AI4CI logo CASA logo

School Financial Data Overview

CFR & AAR financial returns matched to the KS4 panel dataset

Published

March 19, 2026

1 Data Sources

School financial data comes from the DfE Financial Benchmarking and Insights Tool, which publishes two types of returns:

  • CFR (Consistent Financial Reporting) – LA maintained schools
  • AAR (Academy Accounts Return) – academies and free schools

Both are published as Excel workbooks, one per academic year. The data covers income, expenditure, staffing costs, and balance sheet items for every state-funded school in England.

2 Standalone Financial Returns Dataset

The full financial_returns.rds file contains all schools (primary, secondary, special), not just KS4 schools in the panel.

Show code
finance %>%
  count(academic_year, source) %>%
  pivot_wider(names_from = source, values_from = n, values_fill = 0) %>%
  mutate(Total = CFR + AAR) %>%
  kable(format.args = list(big.mark = ","))
Table 1: Records by year and source
academic_year AAR CFR Total
2021-2022 10,001 12,390 22,391
2022-2023 10,292 12,023 22,315
2023-2024 10,955 11,537 22,492
2024-2025 0 10,701 10,701
Show code
tibble(
  Metric = c("Total records", "Unique schools (URNs)", "Years covered",
             "Variables", "File size"),
  Value = c(
    comma(nrow(finance)),
    comma(n_distinct(finance$URN)),
    paste(sort(unique(finance$academic_year)), collapse = ", "),
    as.character(ncol(finance)),
    paste0(round(file.size(here::here("data", "financial_returns.rds")) / 1e6, 1), " MB")
  )
) %>% kable()
Table 2: Dataset summary
Metric Value
Total records 77,899
Unique schools (URNs) 23,485
Years covered 2021-2022, 2022-2023, 2023-2024, 2024-2025
Variables 35
File size 9.3 MB
Note

AAR data for 2024-25 has not yet been published by the DfE, so only CFR (LA maintained) schools are available for that year.

3 Variables

The harmonised dataset extracts comparable fields from both CFR and AAR returns.

— TASK A —
Answer these questions from the school financial data overview:
(i) What does the abbreviation AAR stand for?
(ii) How many unique schools (URNs) does the dataset summary report?
(iii) Why are only CFR schools available for 2024-2025?

— ENTRIES —
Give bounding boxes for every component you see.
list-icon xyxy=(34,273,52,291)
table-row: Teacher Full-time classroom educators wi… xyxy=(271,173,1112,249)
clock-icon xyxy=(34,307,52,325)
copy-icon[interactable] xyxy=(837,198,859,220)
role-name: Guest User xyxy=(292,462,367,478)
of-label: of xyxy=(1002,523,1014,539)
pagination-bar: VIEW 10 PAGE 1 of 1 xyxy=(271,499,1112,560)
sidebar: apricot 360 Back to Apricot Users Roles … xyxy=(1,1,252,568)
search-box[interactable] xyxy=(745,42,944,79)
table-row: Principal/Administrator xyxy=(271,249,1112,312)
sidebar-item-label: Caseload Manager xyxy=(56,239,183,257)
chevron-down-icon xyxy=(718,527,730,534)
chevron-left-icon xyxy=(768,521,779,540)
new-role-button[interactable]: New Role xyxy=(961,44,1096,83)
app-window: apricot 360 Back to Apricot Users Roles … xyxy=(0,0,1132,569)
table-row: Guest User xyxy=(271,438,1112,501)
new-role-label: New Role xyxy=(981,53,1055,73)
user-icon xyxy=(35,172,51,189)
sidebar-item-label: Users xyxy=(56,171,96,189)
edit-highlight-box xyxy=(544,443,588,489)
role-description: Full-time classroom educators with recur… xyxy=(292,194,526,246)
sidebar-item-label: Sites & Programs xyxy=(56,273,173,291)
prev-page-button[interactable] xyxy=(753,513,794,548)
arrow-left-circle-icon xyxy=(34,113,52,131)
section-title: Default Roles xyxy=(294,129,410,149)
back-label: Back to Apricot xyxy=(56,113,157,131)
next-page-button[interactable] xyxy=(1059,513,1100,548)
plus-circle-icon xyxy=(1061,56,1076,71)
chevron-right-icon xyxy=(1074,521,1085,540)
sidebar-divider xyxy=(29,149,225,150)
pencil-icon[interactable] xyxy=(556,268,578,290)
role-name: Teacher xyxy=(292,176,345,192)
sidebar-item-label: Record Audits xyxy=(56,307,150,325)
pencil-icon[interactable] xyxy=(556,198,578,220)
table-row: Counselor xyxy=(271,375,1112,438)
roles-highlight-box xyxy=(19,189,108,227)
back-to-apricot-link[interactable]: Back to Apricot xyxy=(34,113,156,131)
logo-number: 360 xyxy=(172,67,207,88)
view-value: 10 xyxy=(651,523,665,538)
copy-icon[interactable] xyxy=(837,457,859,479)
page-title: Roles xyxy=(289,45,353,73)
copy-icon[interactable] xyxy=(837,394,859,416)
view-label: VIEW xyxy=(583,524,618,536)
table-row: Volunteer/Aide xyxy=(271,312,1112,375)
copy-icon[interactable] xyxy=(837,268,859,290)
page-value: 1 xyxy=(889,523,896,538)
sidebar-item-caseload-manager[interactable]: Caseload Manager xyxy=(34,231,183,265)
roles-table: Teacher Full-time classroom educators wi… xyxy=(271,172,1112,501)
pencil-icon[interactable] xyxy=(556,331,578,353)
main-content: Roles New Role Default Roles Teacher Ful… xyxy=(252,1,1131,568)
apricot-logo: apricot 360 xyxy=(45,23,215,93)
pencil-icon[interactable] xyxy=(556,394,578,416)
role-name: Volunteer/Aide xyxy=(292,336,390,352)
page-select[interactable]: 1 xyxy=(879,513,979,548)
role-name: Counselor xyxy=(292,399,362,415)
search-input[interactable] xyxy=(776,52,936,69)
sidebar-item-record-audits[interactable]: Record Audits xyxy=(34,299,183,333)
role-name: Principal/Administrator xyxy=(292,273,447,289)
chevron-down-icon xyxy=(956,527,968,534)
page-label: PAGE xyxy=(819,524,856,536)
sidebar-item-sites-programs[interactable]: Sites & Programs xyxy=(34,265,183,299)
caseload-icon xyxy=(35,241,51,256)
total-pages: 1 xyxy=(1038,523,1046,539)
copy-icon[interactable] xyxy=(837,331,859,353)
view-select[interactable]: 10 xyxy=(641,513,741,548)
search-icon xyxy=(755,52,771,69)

— TASK B —
Convert the rows to a JSON list of strings, one string per line, leaving out blank lines. Start at the first line of the rows and stop after the line with "new-role-button[interactable]: New Role".

— OUTPUT A —
(i) Academy Accounts Return.
(ii) 23,485.
(iii) The DfE has not yet published AAR data for 2024-25.

— OUTPUT B —
[
  "Give bounding boxes for every component you see.",
  "list-icon xyxy=(34,273,52,291)",
  "table-row: Teacher Full-time classroom educators wi… xyxy=(271,173,1112,249)",
  "clock-icon xyxy=(34,307,52,325)",
  "copy-icon[interactable] xyxy=(837,198,859,220)",
  "role-name: Guest User xyxy=(292,462,367,478)",
  "of-label: of xyxy=(1002,523,1014,539)",
  "pagination-bar: VIEW 10 PAGE 1 of 1 xyxy=(271,499,1112,560)",
  "sidebar: apricot 360 Back to Apricot Users Roles … xyxy=(1,1,252,568)",
  "search-box[interactable] xyxy=(745,42,944,79)",
  "table-row: Principal/Administrator xyxy=(271,249,1112,312)",
  "sidebar-item-label: Caseload Manager xyxy=(56,239,183,257)",
  "chevron-down-icon xyxy=(718,527,730,534)",
  "chevron-left-icon xyxy=(768,521,779,540)",
  "new-role-button[interactable]: New Role xyxy=(961,44,1096,83)"
]